**Directions for this task:**
Extract each line of the entries that contains the string "gear", matching uppercase and lowercase exactly.

**Material provided:**
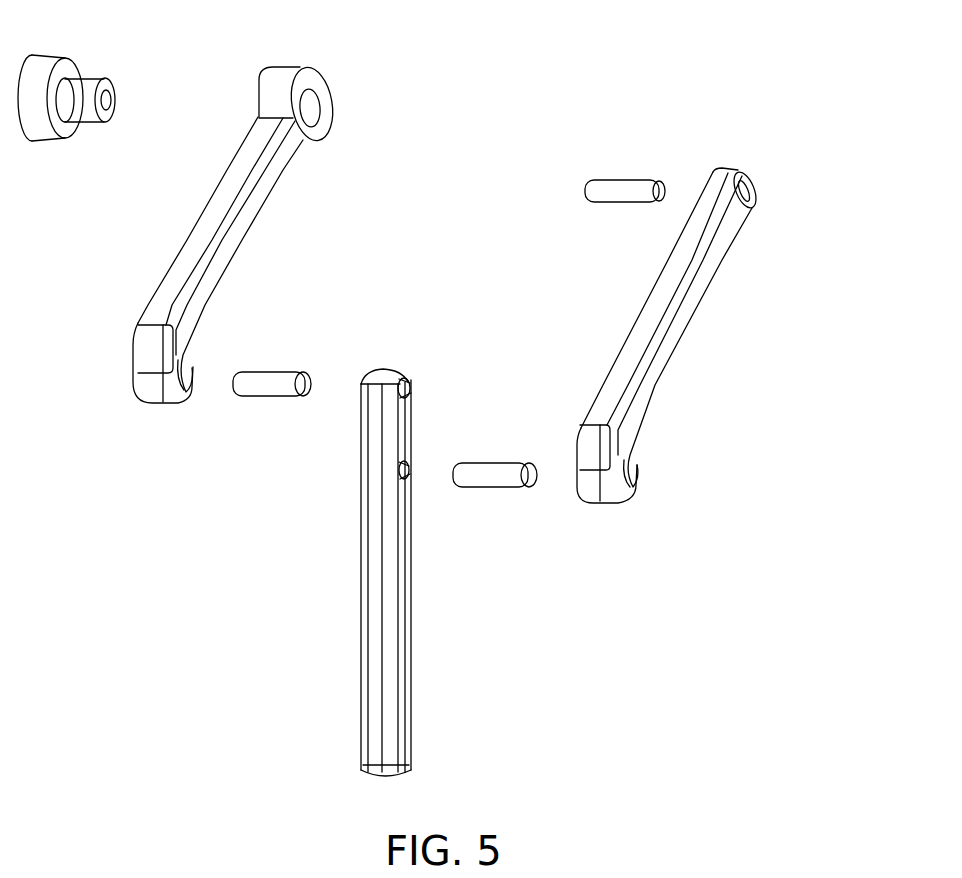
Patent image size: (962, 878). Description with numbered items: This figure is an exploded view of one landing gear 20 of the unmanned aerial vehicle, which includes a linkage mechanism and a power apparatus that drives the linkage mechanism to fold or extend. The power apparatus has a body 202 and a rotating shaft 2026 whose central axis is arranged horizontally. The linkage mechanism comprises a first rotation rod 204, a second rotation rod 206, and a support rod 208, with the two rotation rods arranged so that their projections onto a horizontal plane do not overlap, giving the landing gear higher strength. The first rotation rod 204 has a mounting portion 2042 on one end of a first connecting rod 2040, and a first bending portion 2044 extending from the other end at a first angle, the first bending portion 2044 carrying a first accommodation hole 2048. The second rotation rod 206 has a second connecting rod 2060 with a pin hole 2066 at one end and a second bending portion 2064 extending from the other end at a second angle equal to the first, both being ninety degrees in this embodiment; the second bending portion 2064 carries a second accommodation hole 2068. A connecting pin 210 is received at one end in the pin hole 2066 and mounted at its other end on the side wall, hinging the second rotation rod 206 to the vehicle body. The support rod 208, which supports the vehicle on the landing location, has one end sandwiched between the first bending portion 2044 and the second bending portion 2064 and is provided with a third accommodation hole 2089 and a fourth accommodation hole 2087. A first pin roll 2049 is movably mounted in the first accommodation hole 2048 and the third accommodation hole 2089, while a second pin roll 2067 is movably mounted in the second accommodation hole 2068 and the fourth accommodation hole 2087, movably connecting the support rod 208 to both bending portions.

The landing gear 20 is at (580, 135).
The body 202 is at (127, 79).
The rotating shaft 2026 is at (107, 100).
The first rotation rod 204 is at (296, 233).
The mounting portion 2042 is at (312, 138).
The first connecting rod 2040 is at (243, 240).
The first bending portion 2044 is at (200, 315).
The first accommodation hole 2048 is at (187, 365).
The first pin roll 2049 is at (315, 361).
The support rod 208 is at (435, 566).
The third accommodation hole 2089 is at (402, 390).
The fourth accommodation hole 2087 is at (399, 472).
The connecting pin 210 is at (650, 185).
The second rotation rod 206 is at (673, 350).
The pin hole 2066 is at (748, 197).
The second connecting rod 2060 is at (658, 372).
The second bending portion 2064 is at (628, 457).
The second accommodation hole 2068 is at (638, 465).
The second pin roll 2067 is at (640, 498).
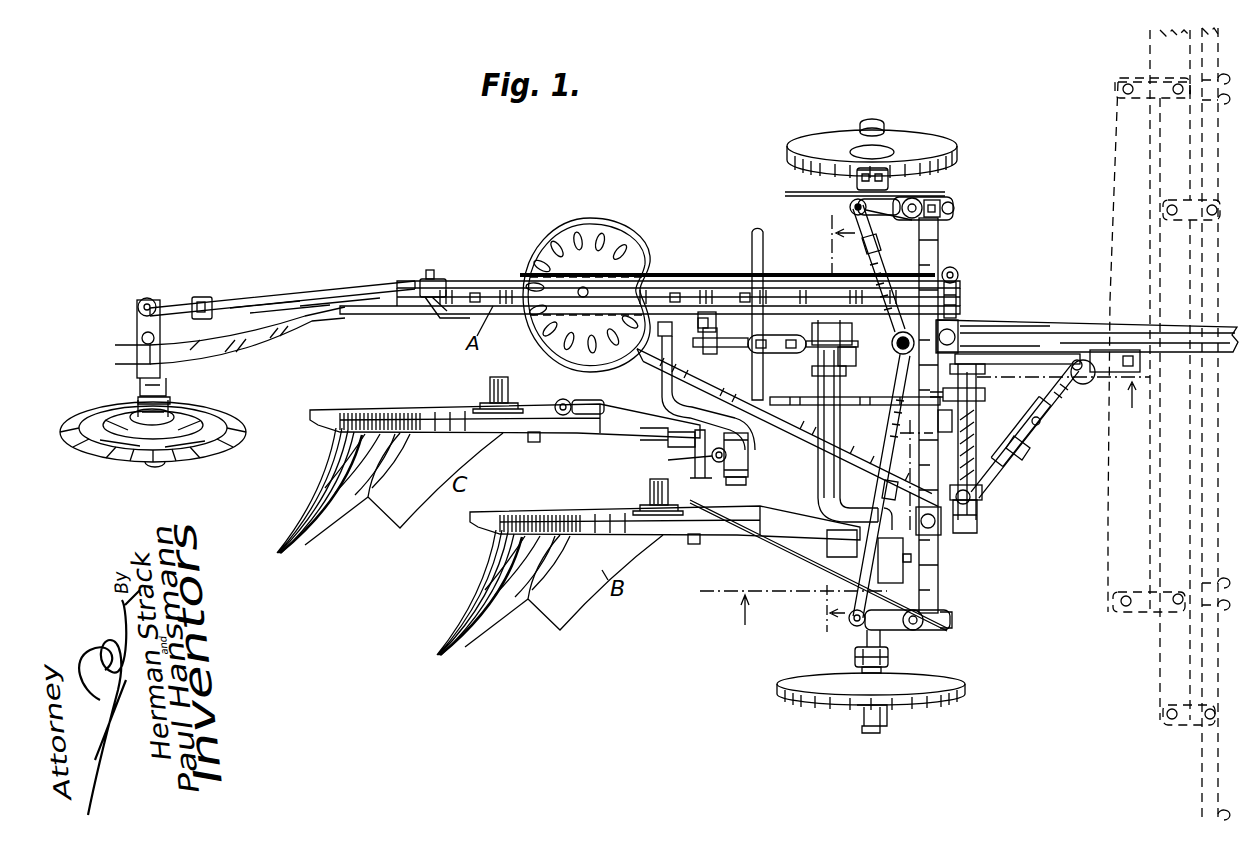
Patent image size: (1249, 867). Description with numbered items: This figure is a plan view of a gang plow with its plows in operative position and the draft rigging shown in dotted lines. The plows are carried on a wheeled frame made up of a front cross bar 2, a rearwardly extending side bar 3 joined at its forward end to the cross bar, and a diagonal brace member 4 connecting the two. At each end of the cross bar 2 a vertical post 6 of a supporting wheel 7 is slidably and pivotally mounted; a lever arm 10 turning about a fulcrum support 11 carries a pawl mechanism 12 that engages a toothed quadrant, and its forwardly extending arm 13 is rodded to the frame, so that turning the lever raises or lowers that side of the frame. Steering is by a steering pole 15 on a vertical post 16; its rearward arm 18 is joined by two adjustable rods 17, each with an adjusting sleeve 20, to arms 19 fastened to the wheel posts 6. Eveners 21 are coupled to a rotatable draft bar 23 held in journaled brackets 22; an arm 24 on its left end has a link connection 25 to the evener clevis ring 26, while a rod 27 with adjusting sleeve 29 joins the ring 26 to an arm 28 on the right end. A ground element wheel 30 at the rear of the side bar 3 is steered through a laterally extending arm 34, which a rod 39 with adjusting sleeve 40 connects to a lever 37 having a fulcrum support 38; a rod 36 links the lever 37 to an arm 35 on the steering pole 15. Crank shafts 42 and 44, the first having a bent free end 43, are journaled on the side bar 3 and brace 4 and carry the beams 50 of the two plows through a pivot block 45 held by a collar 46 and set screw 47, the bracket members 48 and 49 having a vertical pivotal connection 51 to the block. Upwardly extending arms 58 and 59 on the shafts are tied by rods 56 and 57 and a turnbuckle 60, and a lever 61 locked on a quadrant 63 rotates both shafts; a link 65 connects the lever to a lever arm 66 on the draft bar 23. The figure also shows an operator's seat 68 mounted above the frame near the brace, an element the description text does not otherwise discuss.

**Exercise output:**
Patent image size: (962, 878). Description with numbered items: This figure is an exploded view of one landing gear 20 of the unmanned aerial vehicle, which includes a linkage mechanism and a power apparatus that drives the linkage mechanism to fold or extend. The power apparatus has a body 202 and a rotating shaft 2026 whose central axis is arranged horizontally. The linkage mechanism comprises a first rotation rod 204, a second rotation rod 206, and a support rod 208, with the two rotation rods arranged so that their projections onto a horizontal plane do not overlap, giving the landing gear higher strength. The first rotation rod 204 has a mounting portion 2042 on one end of a first connecting rod 2040, and a first bending portion 2044 extending from the other end at a first angle, the first bending portion 2044 carrying a first accommodation hole 2048. The second rotation rod 206 has a second connecting rod 2060 with a pin hole 2066 at one end and a second bending portion 2064 extending from the other end at a second angle equal to the first, both being ninety degrees in this embodiment; the second bending portion 2064 carries a second accommodation hole 2068. A connecting pin 210 is received at one end in the pin hole 2066 and mounted at its other end on the side wall, hinging the second rotation rod 206 to the vehicle body. The support rod 208, which supports the vehicle on the landing location, has one end sandwiched between the first bending portion 2044 and the second bending portion 2064 and is provided with a third accommodation hole 2089 and a fourth accommodation hole 2087. A first pin roll 2049 is movably mounted in the first accommodation hole 2048 and the third accommodation hole 2089, while a second pin roll 2067 is movably mounted in the second accommodation hole 2068 and the fourth accommodation hole 2087, movably connecting the support rod 208 to both bending portions.
The landing gear 20 is at (580, 135).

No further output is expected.